→ EXCERPT:
◆ ◆ ◆ ◆

The 99 should be one sprayable gallon at most so it shouldn't be to expensive to repaint depending on what clear costs. Better then taking it to a body shop where it probably would be a couple grand. You could always take it to maaco for $99 or whatever their deal is.:laughing:


----------



## mcfly89 (Nov 2, 2005)

Mark13;840670 said:


> Its a neat color that isn't to common. I think a land yacht (ec/lb or cc/lb) with that color would look nice with a leveling kit and semi aggressive tires. And of course a 4" straight pipe.
> 
> The 99 should be one sprayable gallon at most so it shouldn't be to expensive to repaint depending on what clear costs. Better then taking it to a body shop where it probably would be a couple grand. You could always take it to maaco for $99 or whatever their deal is.:laughing:


whats the color code on that paint? I have a gallon of ford blue that I was gonna paint mine but I've about decided to go black, i dunno, maybe white...eww I like red, lol. anyway, I have a gallon that I just bought last month. check the color code. mine is LE and its the purtiest blue I ever saw on a ford. stopped the guy in Wendys drive thru and got the paint code off his door, lol.

◆ ◆ ◆ ◆

→ DATA:
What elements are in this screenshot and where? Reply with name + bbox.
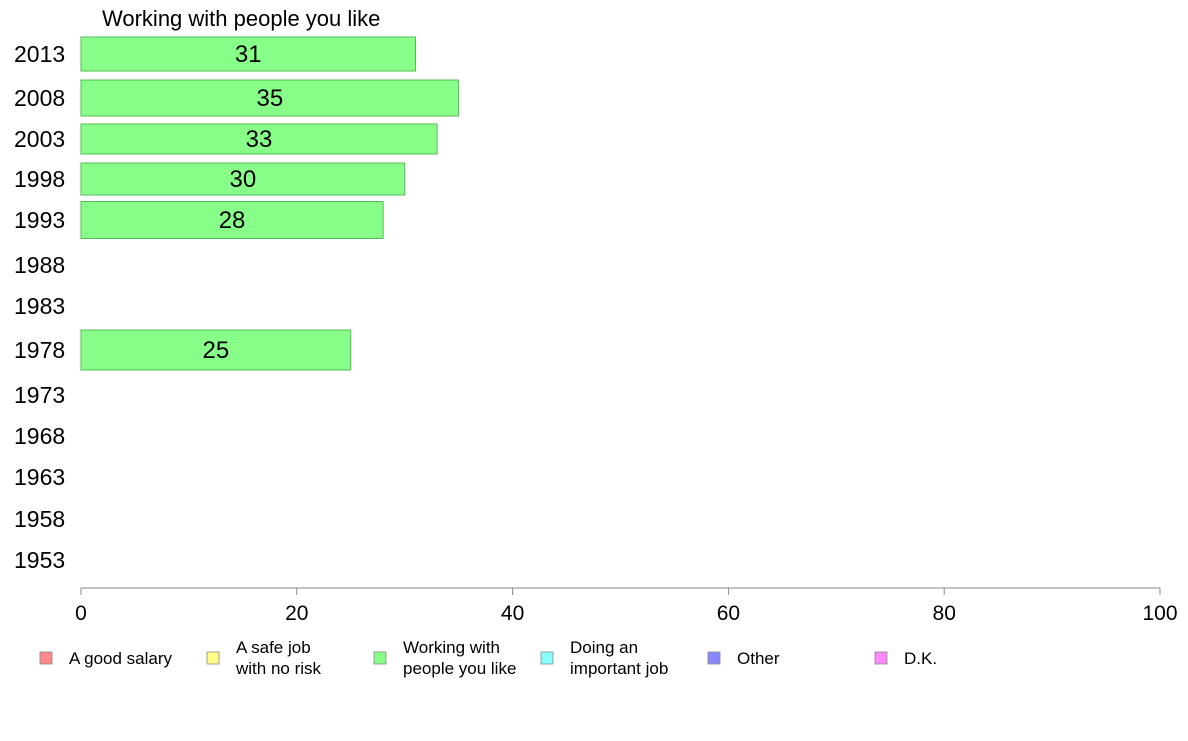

◆ ◆ ◆ ◆

→ WRITTEN TASKS:
#1 In the forum thread, why shouldn't repainting the 99 be too expensive?
#2 Please output a passage from the forum thread word for word, beginning at the words that have "whats the color" and stopping after "his door, lol.".

→ ANSWERS TO THE PROBLEMS:
#1 Repainting the 99 should take one sprayable gallon at most, so it shouldn't cost much, though the total depends on what clear costs. That makes it a better option than a body shop, where it would probably cost a couple grand.

#2
whats the color code on that paint? I have a gallon of ford blue that I was gonna paint mine but I've about decided to go black, i dunno, maybe white...eww I like red, lol. anyway, I have a gallon that I just bought last month. check the color code. mine is LE and its the purtiest blue I ever saw on a ford. stopped the guy in Wendys drive thru and got the paint code off his door, lol.